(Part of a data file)

--------------------------------------------------

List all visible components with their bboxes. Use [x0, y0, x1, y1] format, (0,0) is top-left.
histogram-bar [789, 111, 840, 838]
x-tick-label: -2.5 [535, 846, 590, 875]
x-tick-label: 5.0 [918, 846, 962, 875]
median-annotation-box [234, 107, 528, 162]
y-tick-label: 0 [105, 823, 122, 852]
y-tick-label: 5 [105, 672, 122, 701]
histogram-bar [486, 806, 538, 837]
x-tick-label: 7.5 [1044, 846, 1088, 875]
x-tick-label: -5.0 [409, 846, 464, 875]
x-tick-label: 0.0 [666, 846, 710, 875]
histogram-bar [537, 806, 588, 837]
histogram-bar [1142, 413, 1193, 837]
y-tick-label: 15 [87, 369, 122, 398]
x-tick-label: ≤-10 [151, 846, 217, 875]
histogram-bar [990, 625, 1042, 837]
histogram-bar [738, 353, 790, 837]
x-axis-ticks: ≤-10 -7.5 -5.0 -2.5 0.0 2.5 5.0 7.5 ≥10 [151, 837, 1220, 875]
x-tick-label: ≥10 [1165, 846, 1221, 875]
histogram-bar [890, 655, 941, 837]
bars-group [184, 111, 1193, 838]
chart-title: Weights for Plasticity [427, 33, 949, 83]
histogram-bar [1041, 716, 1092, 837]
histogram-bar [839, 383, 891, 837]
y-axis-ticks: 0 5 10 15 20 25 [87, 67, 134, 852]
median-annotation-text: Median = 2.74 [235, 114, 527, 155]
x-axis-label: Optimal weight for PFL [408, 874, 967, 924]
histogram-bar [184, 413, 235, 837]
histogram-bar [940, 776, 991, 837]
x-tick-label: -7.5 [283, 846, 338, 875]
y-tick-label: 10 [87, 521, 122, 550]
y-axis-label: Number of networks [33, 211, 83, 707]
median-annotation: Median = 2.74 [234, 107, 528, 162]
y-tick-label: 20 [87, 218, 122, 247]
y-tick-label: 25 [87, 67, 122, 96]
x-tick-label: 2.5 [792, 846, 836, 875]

--------------------------------------------------

Exercise instructions: Print the entries word for word, starting at the first line and ending with the line that contains "chart-title: Weights for". Include both of those lines.

Written solution:
List all visible components with their bboxes. Use [x0, y0, x1, y1] format, (0,0) is top-left.
histogram-bar [789, 111, 840, 838]
x-tick-label: -2.5 [535, 846, 590, 875]
x-tick-label: 5.0 [918, 846, 962, 875]
median-annotation-box [234, 107, 528, 162]
y-tick-label: 0 [105, 823, 122, 852]
y-tick-label: 5 [105, 672, 122, 701]
histogram-bar [486, 806, 538, 837]
x-tick-label: 7.5 [1044, 846, 1088, 875]
x-tick-label: -5.0 [409, 846, 464, 875]
x-tick-label: 0.0 [666, 846, 710, 875]
histogram-bar [537, 806, 588, 837]
histogram-bar [1142, 413, 1193, 837]
y-tick-label: 15 [87, 369, 122, 398]
x-tick-label: ≤-10 [151, 846, 217, 875]
histogram-bar [990, 625, 1042, 837]
histogram-bar [738, 353, 790, 837]
x-axis-ticks: ≤-10 -7.5 -5.0 -2.5 0.0 2.5 5.0 7.5 ≥10 [151, 837, 1220, 875]
x-tick-label: ≥10 [1165, 846, 1221, 875]
histogram-bar [890, 655, 941, 837]
bars-group [184, 111, 1193, 838]
chart-title: Weights for Plasticity [427, 33, 949, 83]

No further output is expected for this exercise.